Start

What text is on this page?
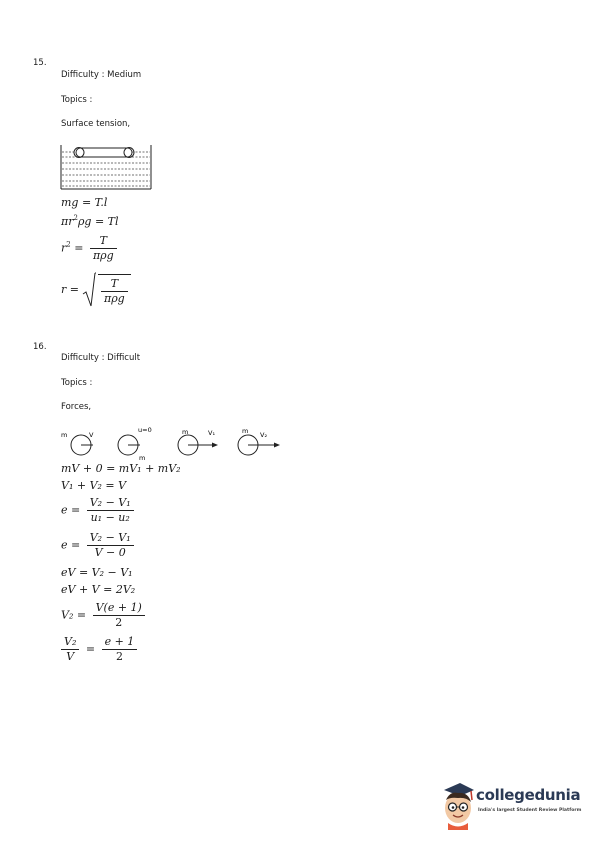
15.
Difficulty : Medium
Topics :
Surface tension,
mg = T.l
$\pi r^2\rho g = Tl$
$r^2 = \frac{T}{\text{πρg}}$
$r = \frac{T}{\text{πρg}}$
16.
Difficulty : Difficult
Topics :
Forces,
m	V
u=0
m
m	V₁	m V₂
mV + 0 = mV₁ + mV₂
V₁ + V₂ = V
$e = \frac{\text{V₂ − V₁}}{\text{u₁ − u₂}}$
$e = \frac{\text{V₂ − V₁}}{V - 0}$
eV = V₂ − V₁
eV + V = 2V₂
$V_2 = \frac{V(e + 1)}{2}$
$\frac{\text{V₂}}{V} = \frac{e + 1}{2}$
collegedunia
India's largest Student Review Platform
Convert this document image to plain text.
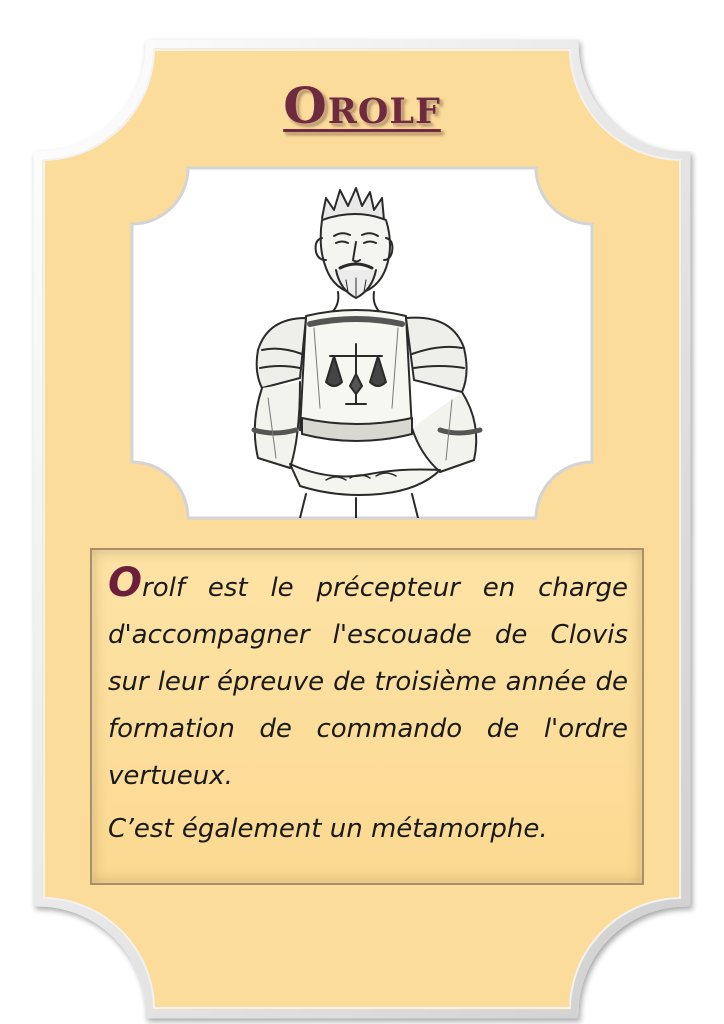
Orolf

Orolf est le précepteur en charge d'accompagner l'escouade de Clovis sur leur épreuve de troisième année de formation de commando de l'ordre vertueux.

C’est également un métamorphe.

End

▶ **Short task**: Copy the entries exactly. Leave out the images.

▶ **Reply to the task**:
What text is on this page?
15.
Difficulty : Medium
Topics :
Surface tension,
mg = T.l
$\pi r^2\rho g = Tl$
$r^2 = \frac{T}{\text{πρg}}$
$r = \frac{T}{\text{πρg}}$
16.
Difficulty : Difficult
Topics :
Forces,
m	V
u=0
m
m	V₁	m V₂
mV + 0 = mV₁ + mV₂
V₁ + V₂ = V
$e = \frac{\text{V₂ − V₁}}{\text{u₁ − u₂}}$
$e = \frac{\text{V₂ − V₁}}{V - 0}$
eV = V₂ − V₁
eV + V = 2V₂
$V_2 = \frac{V(e + 1)}{2}$
$\frac{\text{V₂}}{V} = \frac{e + 1}{2}$
collegedunia
India's largest Student Review Platform
Convert this document image to plain text.
Orolf

Orolf est le précepteur en charge d'accompagner l'escouade de Clovis sur leur épreuve de troisième année de formation de commando de l'ordre vertueux.

C’est également un métamorphe.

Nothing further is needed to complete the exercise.